YOUR OBJECTIVE: Find the string "JSON" in the data, then copy every line where it is found.

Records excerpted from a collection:
Start
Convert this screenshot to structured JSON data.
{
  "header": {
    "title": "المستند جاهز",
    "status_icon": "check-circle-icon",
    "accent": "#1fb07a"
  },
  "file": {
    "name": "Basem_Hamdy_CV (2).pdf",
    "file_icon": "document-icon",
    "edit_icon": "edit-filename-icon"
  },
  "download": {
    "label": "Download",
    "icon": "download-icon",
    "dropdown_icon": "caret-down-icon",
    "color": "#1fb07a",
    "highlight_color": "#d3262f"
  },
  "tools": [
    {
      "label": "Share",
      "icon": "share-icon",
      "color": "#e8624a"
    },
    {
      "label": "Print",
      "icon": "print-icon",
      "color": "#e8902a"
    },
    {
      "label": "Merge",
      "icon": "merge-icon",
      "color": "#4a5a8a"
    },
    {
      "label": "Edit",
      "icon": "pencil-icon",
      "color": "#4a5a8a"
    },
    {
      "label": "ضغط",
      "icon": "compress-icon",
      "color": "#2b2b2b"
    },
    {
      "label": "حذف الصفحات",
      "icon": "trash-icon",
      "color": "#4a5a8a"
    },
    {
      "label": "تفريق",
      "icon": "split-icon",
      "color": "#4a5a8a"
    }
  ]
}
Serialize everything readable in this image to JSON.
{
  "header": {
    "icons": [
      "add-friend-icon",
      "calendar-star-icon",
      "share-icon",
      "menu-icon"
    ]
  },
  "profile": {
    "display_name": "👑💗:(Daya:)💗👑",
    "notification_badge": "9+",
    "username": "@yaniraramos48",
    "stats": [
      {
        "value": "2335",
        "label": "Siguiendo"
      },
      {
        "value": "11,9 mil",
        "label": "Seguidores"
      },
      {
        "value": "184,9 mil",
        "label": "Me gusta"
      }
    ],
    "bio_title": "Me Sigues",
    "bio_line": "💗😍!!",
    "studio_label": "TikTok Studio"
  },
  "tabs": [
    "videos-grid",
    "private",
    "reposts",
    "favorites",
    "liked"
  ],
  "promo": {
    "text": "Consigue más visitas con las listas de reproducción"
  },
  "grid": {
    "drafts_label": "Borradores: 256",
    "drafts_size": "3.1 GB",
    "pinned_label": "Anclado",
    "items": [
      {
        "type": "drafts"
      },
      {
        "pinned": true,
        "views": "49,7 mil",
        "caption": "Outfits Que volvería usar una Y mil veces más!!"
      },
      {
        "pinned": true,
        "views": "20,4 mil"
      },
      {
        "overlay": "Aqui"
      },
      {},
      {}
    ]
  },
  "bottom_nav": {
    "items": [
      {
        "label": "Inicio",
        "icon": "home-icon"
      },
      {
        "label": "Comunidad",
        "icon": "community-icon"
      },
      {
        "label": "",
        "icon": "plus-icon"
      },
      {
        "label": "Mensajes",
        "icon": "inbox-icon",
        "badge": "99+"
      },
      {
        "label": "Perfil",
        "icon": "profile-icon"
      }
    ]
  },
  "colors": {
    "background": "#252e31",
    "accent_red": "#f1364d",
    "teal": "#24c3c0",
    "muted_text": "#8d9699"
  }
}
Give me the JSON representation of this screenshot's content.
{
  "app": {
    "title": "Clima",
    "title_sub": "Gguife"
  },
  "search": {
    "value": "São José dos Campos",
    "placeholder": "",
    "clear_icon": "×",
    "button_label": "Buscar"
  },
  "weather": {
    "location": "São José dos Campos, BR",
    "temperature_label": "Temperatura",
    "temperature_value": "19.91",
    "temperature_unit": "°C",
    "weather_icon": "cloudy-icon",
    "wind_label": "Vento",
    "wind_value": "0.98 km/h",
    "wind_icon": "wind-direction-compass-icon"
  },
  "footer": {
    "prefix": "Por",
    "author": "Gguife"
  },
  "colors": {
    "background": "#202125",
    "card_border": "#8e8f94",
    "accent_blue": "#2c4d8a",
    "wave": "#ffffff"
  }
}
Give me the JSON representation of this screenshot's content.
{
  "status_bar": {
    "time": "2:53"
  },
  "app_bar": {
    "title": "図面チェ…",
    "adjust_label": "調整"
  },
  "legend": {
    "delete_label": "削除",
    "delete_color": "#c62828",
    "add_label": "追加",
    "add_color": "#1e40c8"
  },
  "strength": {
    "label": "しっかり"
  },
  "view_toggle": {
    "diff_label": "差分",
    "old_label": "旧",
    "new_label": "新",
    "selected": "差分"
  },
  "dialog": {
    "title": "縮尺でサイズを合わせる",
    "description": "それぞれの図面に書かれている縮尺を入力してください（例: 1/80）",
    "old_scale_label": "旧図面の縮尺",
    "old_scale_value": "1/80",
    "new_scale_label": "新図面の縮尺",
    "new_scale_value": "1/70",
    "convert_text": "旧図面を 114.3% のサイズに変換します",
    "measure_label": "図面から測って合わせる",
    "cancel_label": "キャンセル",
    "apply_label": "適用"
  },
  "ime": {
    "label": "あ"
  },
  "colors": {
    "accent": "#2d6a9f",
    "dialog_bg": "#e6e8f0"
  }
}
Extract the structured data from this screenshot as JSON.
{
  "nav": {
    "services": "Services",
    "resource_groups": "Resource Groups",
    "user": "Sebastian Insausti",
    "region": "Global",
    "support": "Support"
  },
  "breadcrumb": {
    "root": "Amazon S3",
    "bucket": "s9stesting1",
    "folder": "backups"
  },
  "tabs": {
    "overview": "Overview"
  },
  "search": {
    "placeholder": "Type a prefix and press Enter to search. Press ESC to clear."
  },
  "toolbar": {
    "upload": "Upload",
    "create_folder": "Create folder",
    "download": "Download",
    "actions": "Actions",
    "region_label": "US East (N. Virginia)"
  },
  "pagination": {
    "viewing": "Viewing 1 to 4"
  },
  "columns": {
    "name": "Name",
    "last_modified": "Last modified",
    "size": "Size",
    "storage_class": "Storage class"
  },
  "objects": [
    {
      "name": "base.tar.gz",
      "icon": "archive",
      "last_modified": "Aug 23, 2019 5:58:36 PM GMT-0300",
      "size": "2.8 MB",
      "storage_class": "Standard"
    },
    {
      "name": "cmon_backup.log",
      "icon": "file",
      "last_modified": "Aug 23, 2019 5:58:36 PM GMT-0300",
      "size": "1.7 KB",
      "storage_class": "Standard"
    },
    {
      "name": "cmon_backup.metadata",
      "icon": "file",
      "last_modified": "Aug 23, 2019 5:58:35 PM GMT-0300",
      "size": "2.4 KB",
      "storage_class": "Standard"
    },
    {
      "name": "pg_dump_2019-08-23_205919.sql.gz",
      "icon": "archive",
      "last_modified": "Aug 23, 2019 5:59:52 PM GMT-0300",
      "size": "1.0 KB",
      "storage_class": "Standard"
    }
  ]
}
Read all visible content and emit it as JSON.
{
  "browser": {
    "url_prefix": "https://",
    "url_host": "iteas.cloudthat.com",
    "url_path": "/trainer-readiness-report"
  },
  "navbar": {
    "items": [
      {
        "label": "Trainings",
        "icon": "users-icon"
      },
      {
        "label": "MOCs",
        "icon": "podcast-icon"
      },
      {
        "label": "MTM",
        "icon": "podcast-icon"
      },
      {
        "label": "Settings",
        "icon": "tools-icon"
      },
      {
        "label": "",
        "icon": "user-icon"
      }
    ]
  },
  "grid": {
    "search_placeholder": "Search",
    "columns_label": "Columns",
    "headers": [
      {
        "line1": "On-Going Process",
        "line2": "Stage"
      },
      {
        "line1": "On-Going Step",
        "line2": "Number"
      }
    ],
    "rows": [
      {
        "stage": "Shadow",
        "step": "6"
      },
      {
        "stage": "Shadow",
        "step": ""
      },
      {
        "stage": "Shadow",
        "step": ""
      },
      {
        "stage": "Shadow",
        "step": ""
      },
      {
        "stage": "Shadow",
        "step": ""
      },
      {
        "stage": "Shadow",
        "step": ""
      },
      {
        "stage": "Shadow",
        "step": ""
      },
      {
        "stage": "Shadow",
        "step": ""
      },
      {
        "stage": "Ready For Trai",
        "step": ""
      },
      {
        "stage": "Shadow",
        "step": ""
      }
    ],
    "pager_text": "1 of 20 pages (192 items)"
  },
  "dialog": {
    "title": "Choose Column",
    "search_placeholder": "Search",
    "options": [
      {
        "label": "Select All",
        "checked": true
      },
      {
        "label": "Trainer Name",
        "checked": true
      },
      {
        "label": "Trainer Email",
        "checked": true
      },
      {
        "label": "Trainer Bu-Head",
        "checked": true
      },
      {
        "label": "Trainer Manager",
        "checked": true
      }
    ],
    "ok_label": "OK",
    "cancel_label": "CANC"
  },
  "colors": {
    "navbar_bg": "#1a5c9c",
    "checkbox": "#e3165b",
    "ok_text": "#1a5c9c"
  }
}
End
SOLUTION FOR THIS PROBLEM:
Convert this screenshot to structured JSON data.
Serialize everything readable in this image to JSON.
Give me the JSON representation of this screenshot's content.
Give me the JSON representation of this screenshot's content.
Extract the structured data from this screenshot as JSON.
Read all visible content and emit it as JSON.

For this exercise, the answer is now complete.